→ ROWS:
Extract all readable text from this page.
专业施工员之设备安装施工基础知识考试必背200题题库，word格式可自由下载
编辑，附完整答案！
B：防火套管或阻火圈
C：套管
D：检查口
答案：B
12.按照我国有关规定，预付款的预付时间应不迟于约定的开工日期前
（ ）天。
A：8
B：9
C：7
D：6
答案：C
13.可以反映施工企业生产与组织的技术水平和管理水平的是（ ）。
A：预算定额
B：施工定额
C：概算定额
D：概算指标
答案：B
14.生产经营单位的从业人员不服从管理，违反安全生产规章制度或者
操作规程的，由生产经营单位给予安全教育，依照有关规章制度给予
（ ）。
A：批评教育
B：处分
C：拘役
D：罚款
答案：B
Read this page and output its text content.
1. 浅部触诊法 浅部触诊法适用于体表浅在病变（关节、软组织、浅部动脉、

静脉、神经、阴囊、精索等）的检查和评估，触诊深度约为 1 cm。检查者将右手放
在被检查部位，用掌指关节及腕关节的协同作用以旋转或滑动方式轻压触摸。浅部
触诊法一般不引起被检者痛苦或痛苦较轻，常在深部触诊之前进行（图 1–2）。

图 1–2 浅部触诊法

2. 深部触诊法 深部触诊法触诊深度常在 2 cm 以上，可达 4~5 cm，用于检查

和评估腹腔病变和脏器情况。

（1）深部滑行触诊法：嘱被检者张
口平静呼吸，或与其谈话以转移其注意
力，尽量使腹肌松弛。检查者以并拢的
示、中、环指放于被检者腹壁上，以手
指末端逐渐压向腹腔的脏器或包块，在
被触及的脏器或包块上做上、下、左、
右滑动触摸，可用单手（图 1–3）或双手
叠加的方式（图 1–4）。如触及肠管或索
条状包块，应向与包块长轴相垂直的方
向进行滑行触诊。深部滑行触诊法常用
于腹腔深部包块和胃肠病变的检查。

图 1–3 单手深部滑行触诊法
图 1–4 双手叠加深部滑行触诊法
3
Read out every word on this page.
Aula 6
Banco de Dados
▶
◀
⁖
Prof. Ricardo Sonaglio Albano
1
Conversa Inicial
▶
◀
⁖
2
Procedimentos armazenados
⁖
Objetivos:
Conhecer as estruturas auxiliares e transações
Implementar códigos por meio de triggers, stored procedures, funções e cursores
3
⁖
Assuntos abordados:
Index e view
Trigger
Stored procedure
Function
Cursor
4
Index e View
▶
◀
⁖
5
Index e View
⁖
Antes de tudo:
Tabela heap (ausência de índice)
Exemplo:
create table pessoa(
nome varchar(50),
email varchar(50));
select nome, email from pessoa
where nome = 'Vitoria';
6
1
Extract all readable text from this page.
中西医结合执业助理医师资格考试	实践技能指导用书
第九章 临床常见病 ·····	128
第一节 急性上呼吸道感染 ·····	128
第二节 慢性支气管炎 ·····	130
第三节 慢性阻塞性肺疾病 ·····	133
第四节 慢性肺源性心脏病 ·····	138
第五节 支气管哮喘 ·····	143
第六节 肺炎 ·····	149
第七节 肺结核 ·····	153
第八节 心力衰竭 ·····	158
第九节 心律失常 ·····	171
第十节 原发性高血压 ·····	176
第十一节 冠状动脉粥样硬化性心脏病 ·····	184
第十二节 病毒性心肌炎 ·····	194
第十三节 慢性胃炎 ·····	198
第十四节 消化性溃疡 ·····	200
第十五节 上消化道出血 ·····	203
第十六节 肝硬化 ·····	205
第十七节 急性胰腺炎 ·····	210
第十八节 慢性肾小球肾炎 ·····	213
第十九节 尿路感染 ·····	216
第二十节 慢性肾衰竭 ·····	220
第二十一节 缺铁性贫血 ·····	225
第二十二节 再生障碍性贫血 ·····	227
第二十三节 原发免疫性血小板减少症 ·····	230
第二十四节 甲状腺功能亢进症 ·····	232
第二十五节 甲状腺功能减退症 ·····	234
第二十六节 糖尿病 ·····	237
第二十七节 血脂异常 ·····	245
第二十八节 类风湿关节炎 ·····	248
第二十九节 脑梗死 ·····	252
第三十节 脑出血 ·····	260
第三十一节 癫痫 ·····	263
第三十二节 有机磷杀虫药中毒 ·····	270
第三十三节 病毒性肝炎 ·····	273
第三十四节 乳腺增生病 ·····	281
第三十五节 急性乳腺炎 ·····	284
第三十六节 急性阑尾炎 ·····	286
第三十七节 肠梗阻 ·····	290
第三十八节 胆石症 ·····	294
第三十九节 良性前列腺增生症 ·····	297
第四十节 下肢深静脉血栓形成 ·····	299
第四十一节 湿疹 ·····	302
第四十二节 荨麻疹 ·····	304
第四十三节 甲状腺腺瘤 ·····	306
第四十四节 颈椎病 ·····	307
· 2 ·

→ GOAL OF THE EXERCISE:
Search the listing for the string "nome". Copy each line where it turns up.

→ WRITTEN ANSWER:
nome varchar(50),
select nome, email from pessoa
where nome = 'Vitoria';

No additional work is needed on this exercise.